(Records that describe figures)
>> Begin

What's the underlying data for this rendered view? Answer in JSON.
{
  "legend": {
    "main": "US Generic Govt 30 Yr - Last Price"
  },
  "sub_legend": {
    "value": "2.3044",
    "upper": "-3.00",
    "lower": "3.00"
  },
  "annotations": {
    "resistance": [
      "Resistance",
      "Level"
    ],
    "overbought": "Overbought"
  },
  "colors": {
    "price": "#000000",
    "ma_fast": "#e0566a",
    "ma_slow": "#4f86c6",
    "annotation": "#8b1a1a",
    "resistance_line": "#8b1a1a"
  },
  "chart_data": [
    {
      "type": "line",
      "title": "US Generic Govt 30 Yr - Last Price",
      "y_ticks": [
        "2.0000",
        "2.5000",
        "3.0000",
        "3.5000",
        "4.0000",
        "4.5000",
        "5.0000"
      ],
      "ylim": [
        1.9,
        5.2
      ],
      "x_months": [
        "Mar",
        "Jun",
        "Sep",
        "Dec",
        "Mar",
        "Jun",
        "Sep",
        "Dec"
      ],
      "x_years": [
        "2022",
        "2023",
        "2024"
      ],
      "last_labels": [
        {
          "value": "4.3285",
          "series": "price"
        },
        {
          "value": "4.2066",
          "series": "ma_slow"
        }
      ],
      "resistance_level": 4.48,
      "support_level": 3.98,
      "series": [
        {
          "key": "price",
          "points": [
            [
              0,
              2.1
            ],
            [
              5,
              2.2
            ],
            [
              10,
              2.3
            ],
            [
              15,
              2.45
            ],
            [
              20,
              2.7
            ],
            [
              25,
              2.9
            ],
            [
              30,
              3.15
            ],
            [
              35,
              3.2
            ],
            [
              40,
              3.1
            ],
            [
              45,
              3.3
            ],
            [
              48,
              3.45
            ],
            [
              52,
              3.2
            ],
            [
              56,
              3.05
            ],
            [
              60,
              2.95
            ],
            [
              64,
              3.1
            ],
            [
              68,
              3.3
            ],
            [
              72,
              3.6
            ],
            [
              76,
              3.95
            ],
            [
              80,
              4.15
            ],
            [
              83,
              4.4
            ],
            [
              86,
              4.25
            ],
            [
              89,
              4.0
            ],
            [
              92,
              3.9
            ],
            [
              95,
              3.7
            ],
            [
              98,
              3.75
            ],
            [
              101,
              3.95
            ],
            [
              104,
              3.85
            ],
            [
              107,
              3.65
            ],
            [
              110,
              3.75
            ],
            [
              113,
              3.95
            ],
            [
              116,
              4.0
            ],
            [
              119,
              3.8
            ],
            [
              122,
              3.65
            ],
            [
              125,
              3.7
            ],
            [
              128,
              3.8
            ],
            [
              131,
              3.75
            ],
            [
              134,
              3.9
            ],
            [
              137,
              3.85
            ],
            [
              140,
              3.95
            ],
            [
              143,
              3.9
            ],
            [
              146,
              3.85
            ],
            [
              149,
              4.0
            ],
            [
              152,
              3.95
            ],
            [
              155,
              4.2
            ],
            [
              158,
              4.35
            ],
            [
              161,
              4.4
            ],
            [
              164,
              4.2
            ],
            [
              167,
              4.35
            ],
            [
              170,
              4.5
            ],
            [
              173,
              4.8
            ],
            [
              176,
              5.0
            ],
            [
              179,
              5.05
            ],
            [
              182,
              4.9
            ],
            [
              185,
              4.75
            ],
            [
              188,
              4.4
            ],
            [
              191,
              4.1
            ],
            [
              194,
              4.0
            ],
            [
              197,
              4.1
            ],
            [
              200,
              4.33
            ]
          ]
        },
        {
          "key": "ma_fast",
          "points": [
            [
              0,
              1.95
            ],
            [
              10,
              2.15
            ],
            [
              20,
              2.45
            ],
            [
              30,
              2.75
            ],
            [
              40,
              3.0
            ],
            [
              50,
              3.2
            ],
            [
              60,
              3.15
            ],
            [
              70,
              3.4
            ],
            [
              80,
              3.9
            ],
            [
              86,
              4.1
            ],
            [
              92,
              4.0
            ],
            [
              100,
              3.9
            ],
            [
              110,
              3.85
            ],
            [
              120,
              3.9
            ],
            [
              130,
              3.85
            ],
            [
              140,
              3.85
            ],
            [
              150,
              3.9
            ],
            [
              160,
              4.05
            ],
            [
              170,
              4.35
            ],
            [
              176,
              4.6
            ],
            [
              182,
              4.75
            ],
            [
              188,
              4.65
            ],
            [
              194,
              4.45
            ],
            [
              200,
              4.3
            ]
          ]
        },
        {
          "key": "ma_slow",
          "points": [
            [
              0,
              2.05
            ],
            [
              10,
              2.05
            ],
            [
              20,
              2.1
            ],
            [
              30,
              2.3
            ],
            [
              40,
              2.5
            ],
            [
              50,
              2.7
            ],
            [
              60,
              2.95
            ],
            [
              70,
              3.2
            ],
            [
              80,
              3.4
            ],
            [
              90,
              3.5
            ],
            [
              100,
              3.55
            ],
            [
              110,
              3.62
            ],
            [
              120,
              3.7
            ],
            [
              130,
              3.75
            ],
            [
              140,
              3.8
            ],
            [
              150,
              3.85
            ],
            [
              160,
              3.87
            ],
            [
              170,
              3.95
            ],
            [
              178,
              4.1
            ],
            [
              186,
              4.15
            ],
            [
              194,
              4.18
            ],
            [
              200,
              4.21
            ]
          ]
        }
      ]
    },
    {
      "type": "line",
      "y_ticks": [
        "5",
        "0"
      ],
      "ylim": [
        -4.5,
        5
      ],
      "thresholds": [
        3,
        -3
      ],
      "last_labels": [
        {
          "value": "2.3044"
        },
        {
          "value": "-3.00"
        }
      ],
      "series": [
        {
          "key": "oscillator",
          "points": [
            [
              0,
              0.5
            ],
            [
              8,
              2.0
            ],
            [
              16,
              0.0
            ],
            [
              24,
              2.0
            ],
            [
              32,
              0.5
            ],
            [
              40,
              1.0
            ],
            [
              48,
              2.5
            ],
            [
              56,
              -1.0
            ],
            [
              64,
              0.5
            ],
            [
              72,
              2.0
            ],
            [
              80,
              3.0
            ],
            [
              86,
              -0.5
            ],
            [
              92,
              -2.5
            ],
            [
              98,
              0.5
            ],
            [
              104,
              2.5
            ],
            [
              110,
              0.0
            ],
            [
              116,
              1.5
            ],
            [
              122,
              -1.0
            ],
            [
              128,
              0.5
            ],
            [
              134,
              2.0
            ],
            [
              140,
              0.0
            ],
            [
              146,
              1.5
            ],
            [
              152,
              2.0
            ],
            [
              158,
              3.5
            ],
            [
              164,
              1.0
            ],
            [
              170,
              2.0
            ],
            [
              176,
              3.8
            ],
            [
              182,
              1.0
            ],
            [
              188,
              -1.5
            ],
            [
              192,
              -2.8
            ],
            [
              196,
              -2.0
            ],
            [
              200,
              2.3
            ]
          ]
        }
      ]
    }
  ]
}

>> End

# Problem:
Show the lines of the records that contain the word "Govt".

# Reply:
    "main": "US Generic Govt 30 Yr - Last Price"
      "title": "US Generic Govt 30 Yr - Last Price",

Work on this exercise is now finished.